Your goal — Gather every line in the records below that contains the word "COVID".

Record extracts —

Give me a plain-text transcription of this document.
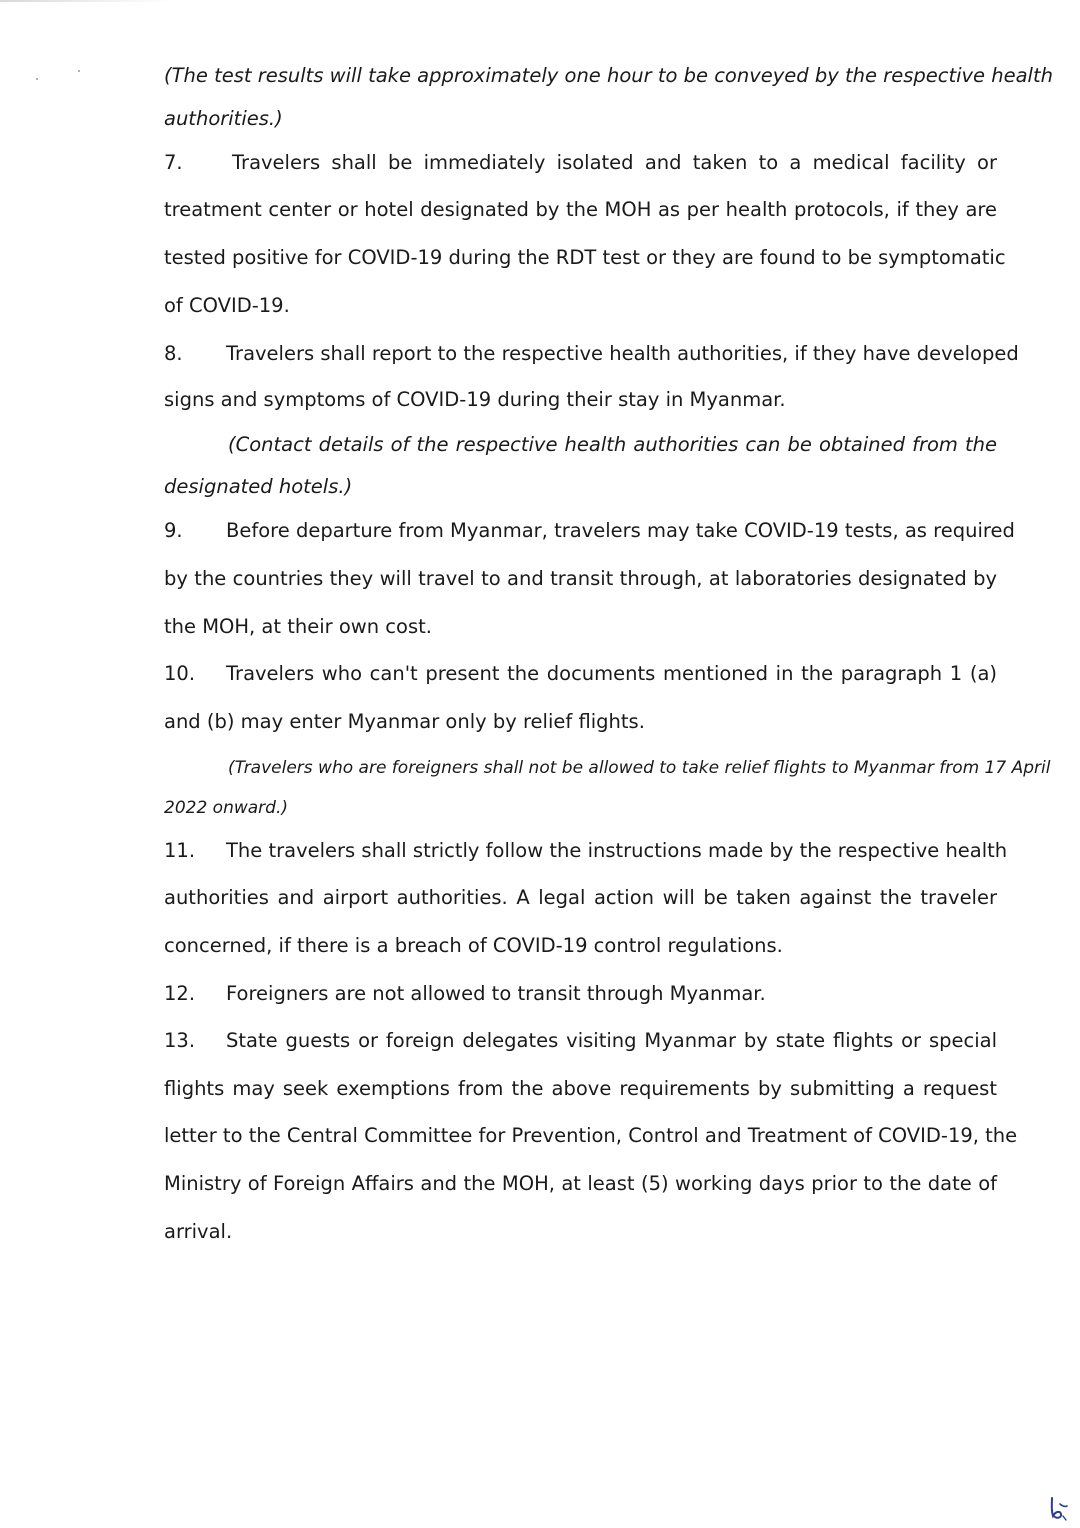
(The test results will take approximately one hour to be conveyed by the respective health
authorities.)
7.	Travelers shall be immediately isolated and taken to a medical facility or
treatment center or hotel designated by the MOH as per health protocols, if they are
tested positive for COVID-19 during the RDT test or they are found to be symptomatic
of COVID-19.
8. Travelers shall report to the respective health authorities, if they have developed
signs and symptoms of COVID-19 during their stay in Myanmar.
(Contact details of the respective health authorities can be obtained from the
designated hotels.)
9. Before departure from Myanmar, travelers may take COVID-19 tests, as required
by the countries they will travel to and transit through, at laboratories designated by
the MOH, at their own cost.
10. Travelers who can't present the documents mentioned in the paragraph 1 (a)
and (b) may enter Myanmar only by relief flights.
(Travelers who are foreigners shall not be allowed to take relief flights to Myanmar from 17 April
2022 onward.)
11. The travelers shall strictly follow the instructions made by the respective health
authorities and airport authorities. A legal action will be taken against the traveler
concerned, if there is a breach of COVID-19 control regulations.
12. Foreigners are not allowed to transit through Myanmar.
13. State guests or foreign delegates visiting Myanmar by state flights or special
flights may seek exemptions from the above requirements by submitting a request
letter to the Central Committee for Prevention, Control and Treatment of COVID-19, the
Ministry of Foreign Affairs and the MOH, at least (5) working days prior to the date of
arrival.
--
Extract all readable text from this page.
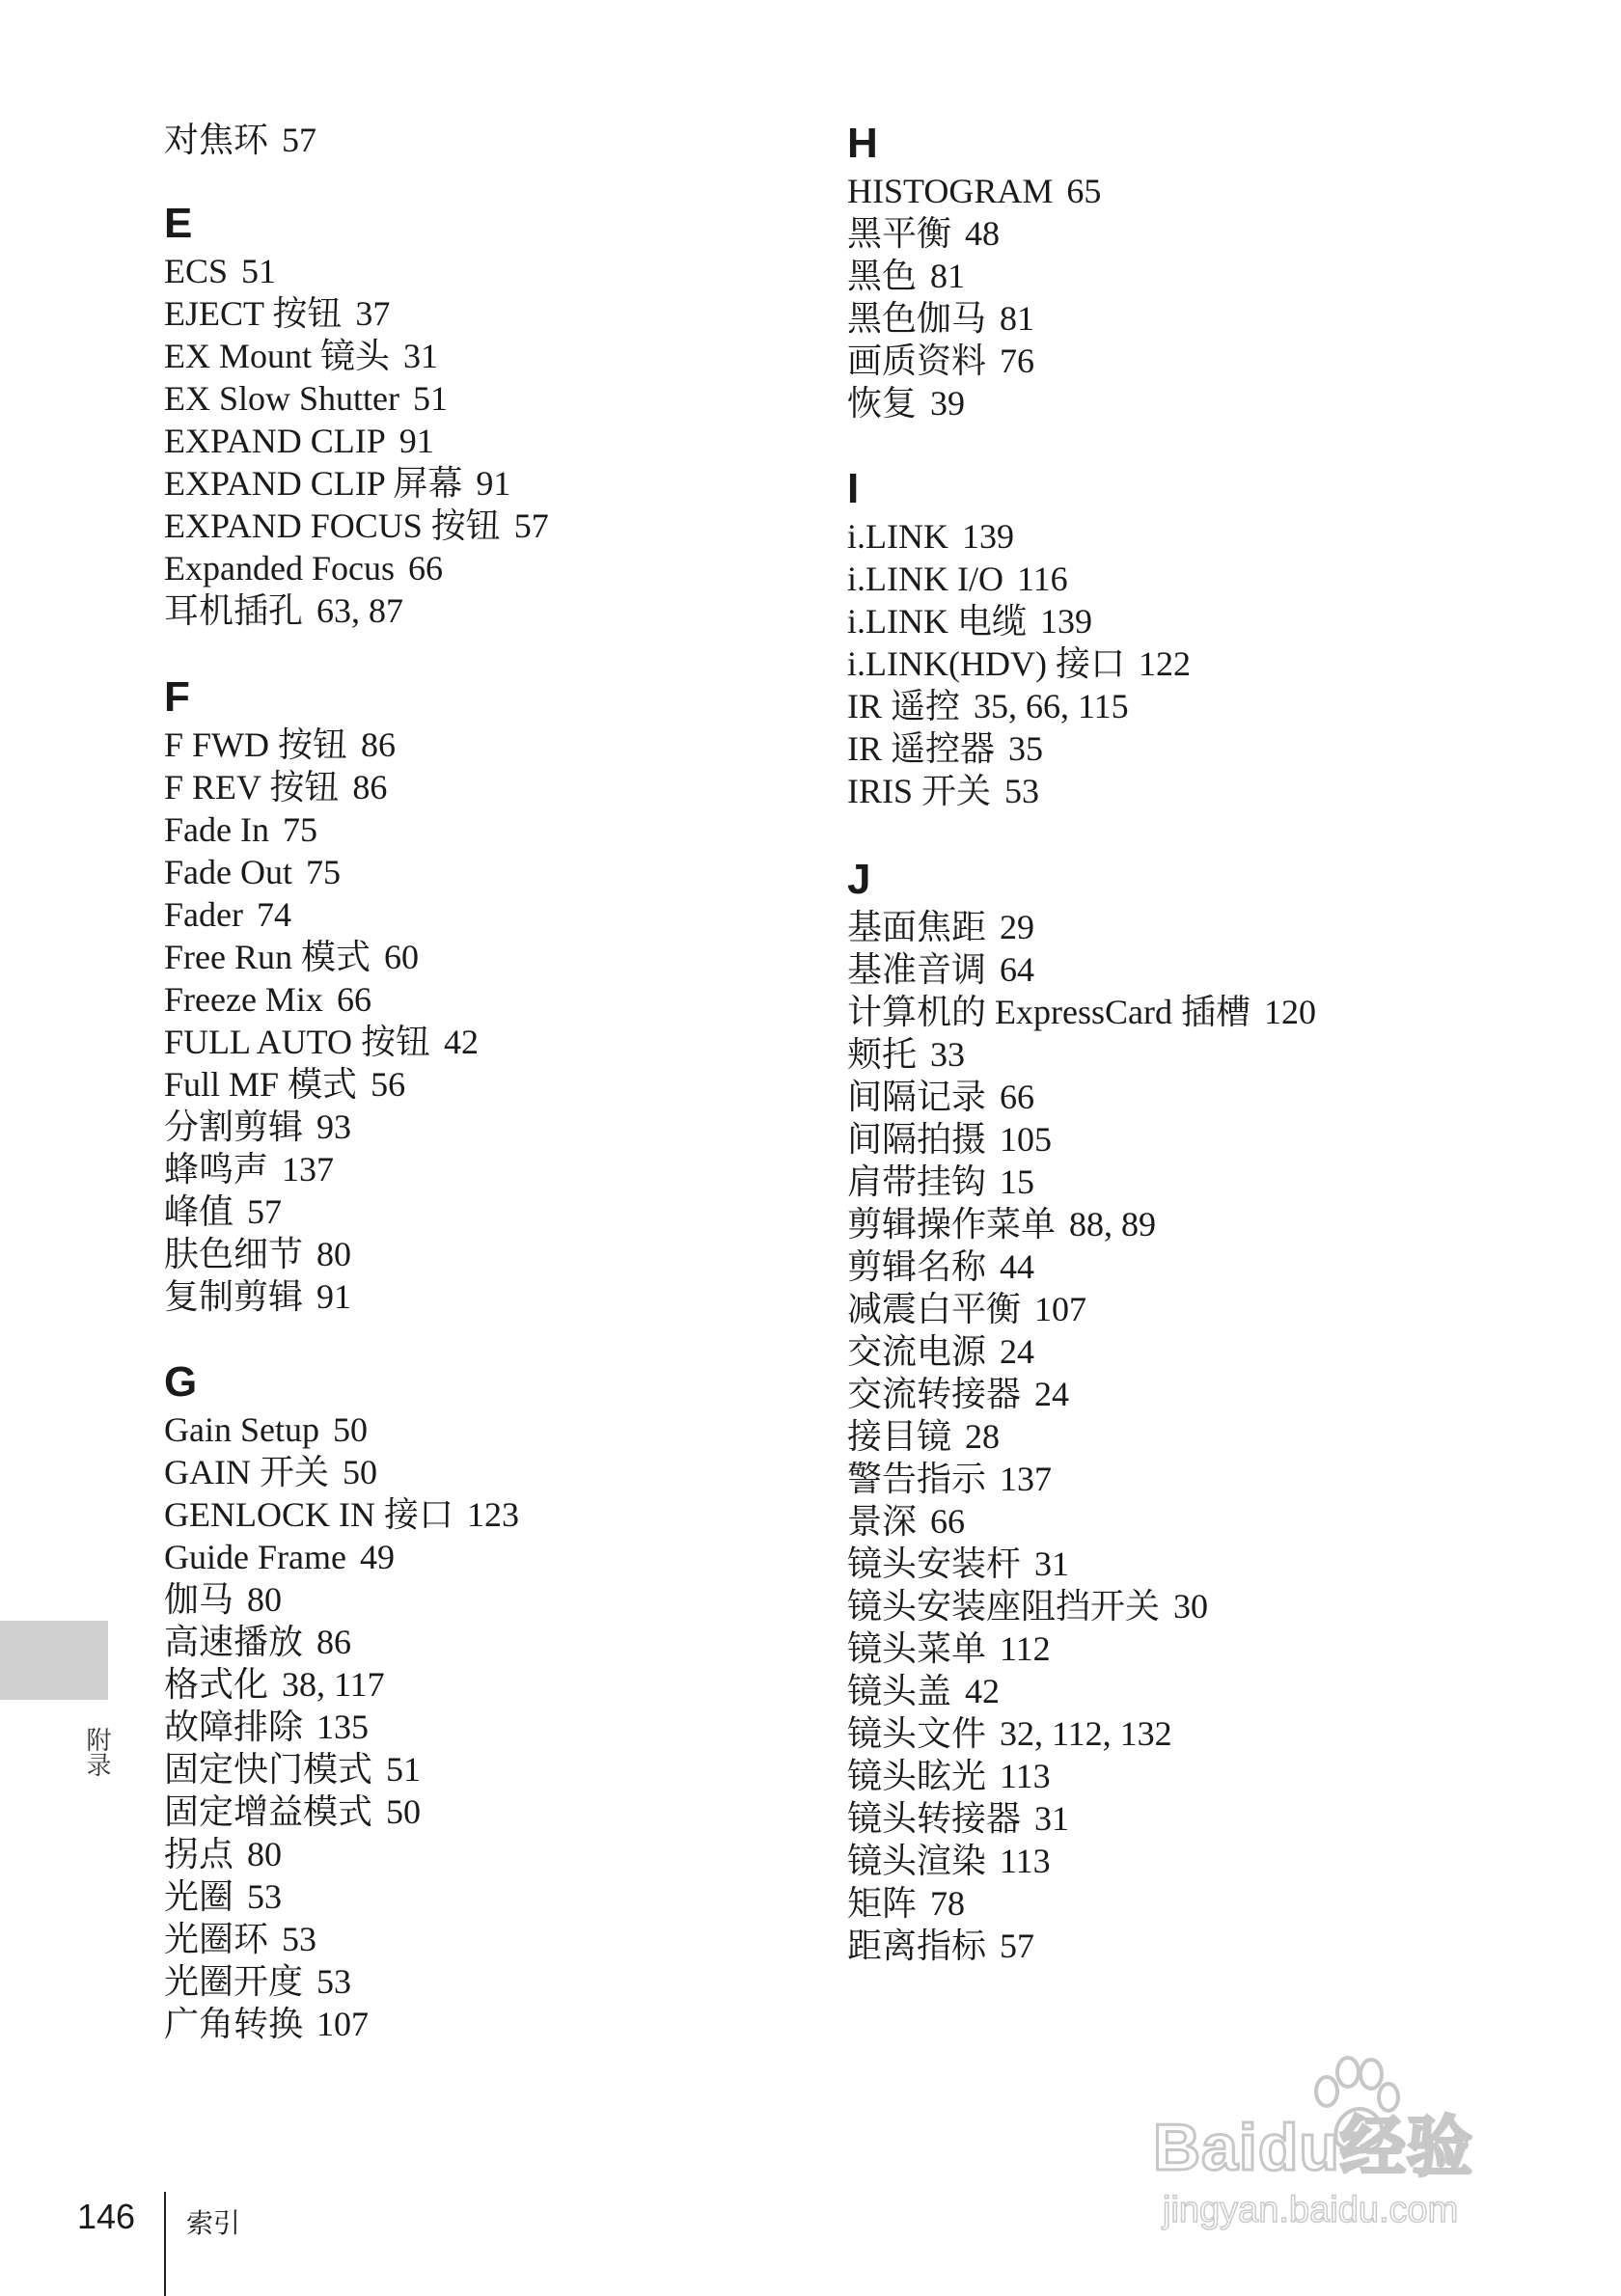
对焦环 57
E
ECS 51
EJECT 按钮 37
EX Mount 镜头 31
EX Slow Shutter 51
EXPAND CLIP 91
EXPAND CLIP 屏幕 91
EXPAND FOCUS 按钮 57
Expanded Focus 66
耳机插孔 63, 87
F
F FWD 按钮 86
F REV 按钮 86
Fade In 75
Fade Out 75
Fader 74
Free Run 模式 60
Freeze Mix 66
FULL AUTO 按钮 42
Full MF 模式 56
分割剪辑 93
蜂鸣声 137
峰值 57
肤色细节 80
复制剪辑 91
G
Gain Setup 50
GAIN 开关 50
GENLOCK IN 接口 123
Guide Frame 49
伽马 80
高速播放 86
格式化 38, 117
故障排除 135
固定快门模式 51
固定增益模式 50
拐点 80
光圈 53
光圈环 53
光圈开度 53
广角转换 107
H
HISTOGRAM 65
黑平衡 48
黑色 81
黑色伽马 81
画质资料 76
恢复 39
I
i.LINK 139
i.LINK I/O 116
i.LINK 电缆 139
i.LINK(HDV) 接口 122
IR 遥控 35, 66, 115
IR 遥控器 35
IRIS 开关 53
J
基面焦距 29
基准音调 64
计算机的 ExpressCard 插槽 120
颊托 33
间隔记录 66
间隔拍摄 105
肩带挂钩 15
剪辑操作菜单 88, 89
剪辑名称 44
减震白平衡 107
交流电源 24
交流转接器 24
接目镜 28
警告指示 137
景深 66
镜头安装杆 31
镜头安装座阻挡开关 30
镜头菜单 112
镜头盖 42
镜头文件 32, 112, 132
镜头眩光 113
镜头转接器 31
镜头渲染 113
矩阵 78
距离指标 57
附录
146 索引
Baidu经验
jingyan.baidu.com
--
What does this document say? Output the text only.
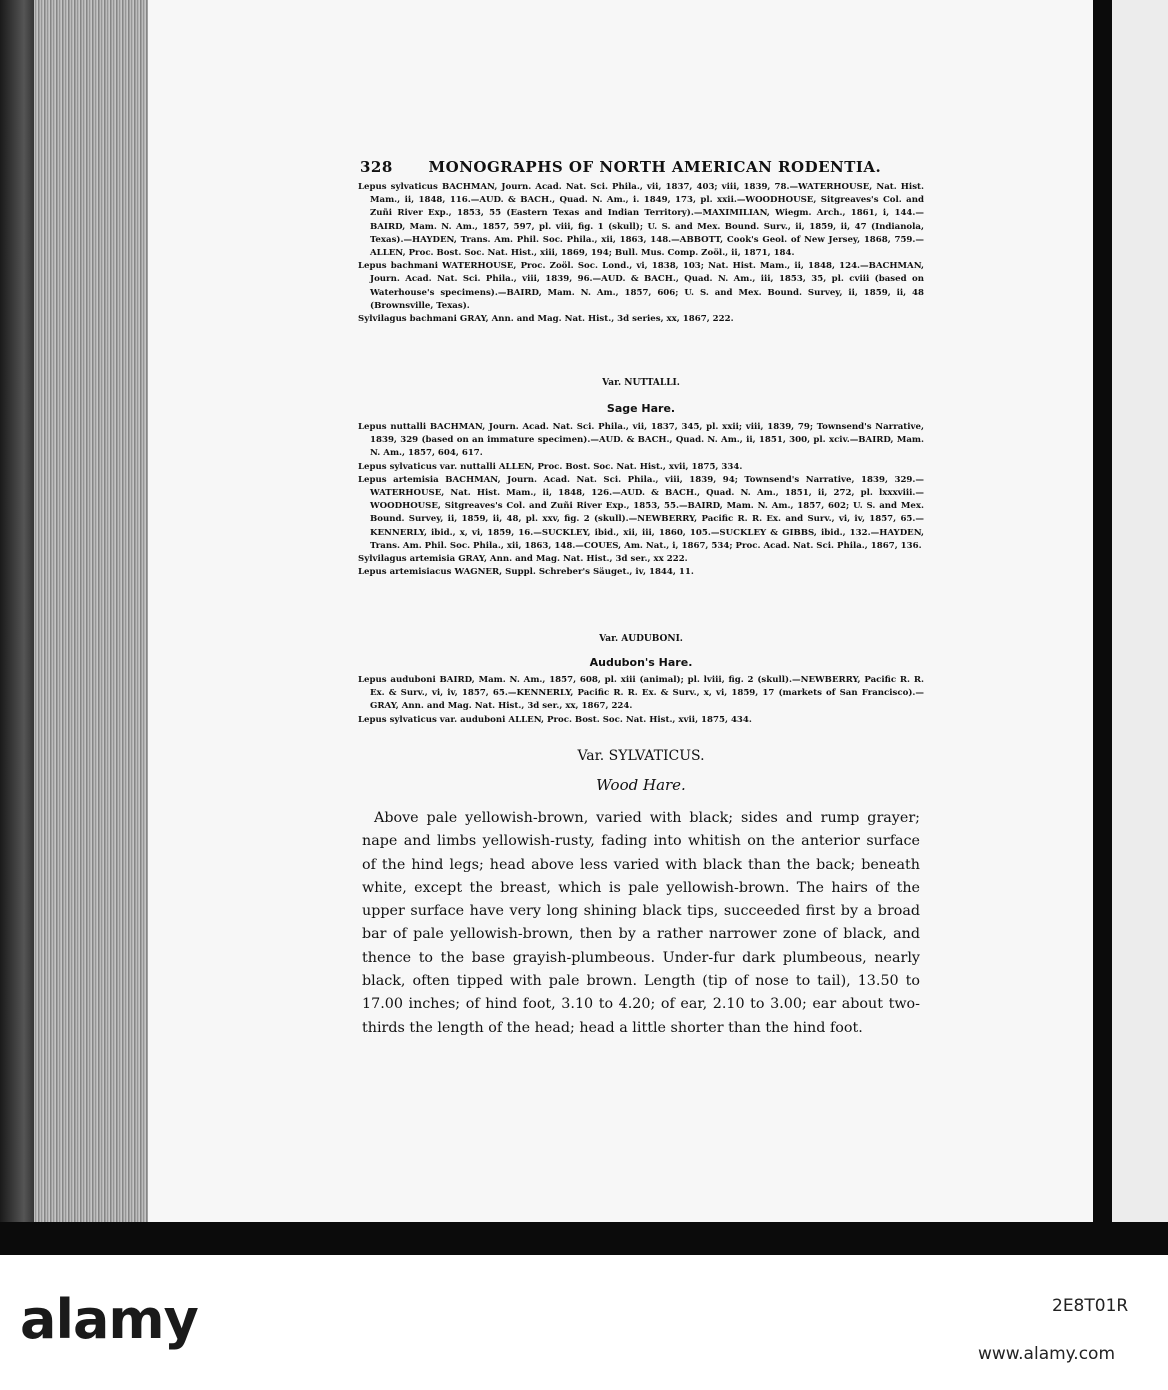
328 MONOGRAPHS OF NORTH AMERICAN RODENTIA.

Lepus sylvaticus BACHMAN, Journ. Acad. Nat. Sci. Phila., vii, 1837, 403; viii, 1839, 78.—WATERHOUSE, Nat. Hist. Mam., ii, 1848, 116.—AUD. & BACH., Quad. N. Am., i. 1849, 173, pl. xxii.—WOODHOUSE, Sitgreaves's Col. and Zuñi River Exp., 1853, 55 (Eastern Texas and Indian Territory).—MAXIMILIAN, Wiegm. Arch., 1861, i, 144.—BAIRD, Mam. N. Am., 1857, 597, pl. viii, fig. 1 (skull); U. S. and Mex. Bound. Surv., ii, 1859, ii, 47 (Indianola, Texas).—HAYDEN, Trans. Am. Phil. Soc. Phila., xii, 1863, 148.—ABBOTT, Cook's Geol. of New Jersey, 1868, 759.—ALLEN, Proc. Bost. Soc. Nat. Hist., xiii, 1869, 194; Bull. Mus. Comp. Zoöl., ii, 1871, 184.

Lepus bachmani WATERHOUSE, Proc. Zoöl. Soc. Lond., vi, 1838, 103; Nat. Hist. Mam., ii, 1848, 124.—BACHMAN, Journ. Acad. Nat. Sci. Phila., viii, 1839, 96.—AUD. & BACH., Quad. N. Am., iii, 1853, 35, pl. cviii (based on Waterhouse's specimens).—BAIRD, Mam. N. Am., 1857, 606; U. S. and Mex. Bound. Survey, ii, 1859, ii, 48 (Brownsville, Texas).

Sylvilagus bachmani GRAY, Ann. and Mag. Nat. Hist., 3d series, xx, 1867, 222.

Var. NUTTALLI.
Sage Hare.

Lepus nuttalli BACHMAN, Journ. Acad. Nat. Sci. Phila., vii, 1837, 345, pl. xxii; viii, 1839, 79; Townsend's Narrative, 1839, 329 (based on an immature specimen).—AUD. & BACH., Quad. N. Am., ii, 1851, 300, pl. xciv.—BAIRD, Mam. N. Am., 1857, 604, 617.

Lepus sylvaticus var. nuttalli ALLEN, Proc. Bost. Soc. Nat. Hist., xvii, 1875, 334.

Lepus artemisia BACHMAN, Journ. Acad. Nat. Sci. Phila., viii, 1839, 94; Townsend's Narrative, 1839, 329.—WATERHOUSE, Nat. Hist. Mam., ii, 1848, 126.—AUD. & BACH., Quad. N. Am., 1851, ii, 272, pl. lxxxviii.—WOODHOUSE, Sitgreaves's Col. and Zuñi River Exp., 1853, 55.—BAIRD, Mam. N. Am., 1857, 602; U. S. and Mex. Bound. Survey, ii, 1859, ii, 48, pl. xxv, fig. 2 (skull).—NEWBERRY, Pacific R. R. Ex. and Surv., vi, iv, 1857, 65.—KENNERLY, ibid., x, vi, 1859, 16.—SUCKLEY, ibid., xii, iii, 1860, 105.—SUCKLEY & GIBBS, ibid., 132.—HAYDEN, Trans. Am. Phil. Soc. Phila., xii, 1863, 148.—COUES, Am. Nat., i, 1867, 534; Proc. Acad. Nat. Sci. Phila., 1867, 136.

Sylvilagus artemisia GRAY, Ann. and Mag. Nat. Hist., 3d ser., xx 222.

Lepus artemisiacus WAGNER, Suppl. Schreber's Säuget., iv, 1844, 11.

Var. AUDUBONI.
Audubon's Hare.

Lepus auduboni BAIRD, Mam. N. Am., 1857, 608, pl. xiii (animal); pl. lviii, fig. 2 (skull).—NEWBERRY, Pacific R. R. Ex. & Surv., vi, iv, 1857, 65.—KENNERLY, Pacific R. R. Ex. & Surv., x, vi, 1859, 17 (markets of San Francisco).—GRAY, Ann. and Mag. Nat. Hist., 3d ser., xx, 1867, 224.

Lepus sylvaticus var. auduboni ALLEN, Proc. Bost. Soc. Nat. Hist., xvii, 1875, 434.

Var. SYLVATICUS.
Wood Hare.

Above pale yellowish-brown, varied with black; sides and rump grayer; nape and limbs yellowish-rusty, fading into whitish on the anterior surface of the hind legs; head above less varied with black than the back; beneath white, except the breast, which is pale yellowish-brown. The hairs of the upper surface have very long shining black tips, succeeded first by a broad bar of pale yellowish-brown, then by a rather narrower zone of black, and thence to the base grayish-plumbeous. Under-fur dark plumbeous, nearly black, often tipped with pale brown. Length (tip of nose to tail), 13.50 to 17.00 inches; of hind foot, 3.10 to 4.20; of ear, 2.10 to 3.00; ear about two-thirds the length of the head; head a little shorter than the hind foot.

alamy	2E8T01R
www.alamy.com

Written solution —
tested positive for COVID-19 during the RDT test or they are found to be symptomatic
of COVID-19.
signs and symptoms of COVID-19 during their stay in Myanmar.
9. Before departure from Myanmar, travelers may take COVID-19 tests, as required
concerned, if there is a breach of COVID-19 control regulations.
letter to the Central Committee for Prevention, Control and Treatment of COVID-19, the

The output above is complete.